Learn how to walk out of the grocery store paying less per bag than you ever have. These 40 money saving tips are guaranteed to lower your grocery bill drastically.
How to Lower Your Grocery Bill
Budget – This is the first step towards lowering your grocery bill. My grocery budget is set at $125.00 per week, this covers three meals a day for five people plus toiletries. The simplest way to figure out what kind of a budget will work for your family is to add up last months grocery receipts and reduce that amount by 20%. If this new amount easily works for you try reducing it further, if it doesn’t, slightly increase it until you’ve found a comfortable amount. Keep in mind when creating a budget that the key to being successful is to stick to it.
Meal Planning – Creating a weekly meal plan saves time and money, improves nutrition, makes cooking more manageable and gives you more control over what you put on the table. Some people make meal planning really difficult but it’s actually a pretty simple task.
Store Ads – Before you plan out your menu, check the store ads to see what’s on sale. A great way to lower your grocery bill is by building your menu around what’s on sale. Keep your eye open for “Buy One, Get One” or “Buy Five, Get $5 Off” sales, these types of sales are great for your budget.
Price Book – A grocery price book is a tool that budget savvy people use to track the prices of items that they use on a regular basis. By tracking the prices they can determine what the lowest price for that item is and then stock up on it. For example, pork tenderloin regularly sells for around $4/pound, however when I look at my price book I know that it goes on sale every 90 days or so for around $1.79/pound.
Stock Up – When you find items at their lowest price point, as determined by your price book, stock up. When stocking up keep in mind that items generally go on sale every three months, so you don’t need to buy more than you’ll use in three months.
Shop from Your Pantry – When planning your menu, create meals from items that you already have on hand, this can be leftovers or items already in your pantry. If you’ve been taking advantage of stock up prices you should have plenty to choose from.
..............................
- **The request**
Reproduce everything in the grocery savings text from "Meal Planning –" down to "pretty simple task." word for word. The rows that come next are drawn from a separate source.

- **Provided information**
..............................
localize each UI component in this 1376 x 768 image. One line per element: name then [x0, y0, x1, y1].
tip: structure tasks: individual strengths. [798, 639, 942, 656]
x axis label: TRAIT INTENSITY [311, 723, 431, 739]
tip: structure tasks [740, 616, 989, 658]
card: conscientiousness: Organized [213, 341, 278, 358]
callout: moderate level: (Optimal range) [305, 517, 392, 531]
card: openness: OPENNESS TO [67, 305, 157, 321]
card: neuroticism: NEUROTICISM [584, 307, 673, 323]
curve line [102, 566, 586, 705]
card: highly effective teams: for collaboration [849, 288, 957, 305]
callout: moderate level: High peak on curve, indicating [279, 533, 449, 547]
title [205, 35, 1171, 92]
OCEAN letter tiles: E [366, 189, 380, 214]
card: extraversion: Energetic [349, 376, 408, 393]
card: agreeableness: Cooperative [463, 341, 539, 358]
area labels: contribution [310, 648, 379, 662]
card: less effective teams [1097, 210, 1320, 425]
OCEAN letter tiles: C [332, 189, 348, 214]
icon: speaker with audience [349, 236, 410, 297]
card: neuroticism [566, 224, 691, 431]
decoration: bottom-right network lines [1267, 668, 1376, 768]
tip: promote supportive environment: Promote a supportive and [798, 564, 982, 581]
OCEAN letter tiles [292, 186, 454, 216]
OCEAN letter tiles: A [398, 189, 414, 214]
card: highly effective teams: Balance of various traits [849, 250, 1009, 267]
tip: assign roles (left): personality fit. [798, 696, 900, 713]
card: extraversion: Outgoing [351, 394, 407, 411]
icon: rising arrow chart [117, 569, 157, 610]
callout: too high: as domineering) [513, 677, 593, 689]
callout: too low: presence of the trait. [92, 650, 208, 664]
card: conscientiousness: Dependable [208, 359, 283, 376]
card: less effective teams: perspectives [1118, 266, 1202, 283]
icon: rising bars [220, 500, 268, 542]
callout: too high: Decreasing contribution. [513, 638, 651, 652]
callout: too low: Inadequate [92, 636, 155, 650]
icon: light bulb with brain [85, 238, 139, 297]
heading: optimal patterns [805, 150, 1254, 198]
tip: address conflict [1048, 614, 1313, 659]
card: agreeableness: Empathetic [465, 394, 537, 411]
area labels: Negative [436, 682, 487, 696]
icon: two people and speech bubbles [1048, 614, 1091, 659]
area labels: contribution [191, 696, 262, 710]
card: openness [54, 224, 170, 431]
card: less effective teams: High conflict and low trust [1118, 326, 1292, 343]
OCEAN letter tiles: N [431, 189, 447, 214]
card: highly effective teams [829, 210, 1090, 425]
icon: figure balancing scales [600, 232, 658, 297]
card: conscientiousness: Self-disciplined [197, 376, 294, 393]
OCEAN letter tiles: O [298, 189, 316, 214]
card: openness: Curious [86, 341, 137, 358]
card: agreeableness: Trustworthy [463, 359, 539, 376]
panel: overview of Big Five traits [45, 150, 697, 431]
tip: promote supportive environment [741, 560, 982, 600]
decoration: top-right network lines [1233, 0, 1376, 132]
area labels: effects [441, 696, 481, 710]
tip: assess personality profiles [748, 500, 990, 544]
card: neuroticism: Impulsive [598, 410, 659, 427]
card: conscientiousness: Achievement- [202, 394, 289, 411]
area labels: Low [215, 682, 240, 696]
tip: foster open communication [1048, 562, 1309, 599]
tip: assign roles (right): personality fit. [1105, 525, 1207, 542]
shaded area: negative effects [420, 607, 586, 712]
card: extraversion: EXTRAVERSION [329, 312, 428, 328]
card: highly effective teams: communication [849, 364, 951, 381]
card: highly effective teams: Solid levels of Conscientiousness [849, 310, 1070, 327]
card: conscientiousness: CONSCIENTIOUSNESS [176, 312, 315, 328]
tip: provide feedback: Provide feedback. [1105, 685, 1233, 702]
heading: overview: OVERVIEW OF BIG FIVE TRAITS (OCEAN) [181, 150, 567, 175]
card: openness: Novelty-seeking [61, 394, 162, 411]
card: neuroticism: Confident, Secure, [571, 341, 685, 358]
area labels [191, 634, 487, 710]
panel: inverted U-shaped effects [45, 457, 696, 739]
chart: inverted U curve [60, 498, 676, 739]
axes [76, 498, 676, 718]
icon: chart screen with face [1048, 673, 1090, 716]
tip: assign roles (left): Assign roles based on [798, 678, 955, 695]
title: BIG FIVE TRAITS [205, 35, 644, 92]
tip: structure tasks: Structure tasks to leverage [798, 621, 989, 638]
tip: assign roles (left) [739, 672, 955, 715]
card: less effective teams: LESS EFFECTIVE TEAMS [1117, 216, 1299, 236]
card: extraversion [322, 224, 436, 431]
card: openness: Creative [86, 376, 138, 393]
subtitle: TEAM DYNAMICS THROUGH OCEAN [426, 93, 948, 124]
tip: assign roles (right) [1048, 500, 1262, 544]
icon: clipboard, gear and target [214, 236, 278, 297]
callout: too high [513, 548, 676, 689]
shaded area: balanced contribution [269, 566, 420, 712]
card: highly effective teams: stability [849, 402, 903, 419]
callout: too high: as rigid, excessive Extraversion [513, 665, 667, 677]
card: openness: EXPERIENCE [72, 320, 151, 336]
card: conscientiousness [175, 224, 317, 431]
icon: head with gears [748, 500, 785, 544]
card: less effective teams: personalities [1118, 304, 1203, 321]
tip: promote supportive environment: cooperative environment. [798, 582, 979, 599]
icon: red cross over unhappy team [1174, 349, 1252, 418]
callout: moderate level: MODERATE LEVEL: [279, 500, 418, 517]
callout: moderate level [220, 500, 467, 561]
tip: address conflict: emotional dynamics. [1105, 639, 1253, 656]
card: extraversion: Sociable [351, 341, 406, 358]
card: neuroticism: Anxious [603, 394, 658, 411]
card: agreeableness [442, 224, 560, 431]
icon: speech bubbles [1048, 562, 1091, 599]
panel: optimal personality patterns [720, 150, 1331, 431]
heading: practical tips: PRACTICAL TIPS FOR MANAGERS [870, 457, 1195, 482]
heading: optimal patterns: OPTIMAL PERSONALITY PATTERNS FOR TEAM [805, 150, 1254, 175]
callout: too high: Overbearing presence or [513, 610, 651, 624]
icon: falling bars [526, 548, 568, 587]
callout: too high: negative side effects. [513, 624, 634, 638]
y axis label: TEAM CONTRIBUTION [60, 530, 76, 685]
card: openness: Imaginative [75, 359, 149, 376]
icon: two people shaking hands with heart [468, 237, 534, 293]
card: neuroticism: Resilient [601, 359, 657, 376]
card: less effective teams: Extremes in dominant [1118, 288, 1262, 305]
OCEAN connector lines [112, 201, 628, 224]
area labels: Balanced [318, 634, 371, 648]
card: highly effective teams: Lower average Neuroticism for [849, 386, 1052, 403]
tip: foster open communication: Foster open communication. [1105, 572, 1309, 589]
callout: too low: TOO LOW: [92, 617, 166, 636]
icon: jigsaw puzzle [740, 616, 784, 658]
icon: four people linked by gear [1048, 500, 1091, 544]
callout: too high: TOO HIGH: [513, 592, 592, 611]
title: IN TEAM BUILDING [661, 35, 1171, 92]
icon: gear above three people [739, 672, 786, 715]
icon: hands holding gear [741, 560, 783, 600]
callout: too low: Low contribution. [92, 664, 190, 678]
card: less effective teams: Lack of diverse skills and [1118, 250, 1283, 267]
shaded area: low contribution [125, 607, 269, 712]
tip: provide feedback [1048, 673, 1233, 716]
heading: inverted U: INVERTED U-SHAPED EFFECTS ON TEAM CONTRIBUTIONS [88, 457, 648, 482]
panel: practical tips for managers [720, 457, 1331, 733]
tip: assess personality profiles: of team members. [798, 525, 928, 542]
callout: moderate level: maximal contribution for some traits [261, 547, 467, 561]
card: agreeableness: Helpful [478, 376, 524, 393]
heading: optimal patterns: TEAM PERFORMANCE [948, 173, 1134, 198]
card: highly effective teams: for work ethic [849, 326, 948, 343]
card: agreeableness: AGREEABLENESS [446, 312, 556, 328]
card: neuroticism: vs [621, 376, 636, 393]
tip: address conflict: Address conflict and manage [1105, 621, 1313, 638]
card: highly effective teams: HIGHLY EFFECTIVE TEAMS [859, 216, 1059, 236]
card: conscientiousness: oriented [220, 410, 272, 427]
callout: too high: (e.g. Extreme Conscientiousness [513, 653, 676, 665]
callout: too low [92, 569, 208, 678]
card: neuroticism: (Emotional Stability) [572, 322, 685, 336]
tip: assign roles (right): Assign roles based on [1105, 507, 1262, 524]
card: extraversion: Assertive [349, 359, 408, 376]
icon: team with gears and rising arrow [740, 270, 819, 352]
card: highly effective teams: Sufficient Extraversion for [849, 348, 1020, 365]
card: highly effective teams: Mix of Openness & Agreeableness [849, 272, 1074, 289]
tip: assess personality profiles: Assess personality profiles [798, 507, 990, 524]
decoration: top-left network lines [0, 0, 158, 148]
..............................
- **Right answer**
Meal Planning – Creating a weekly meal plan saves time and money, improves nutrition, makes cooking more manageable and gives you more control over what you put on the table. Some people make meal planning really difficult but it’s actually a pretty simple task.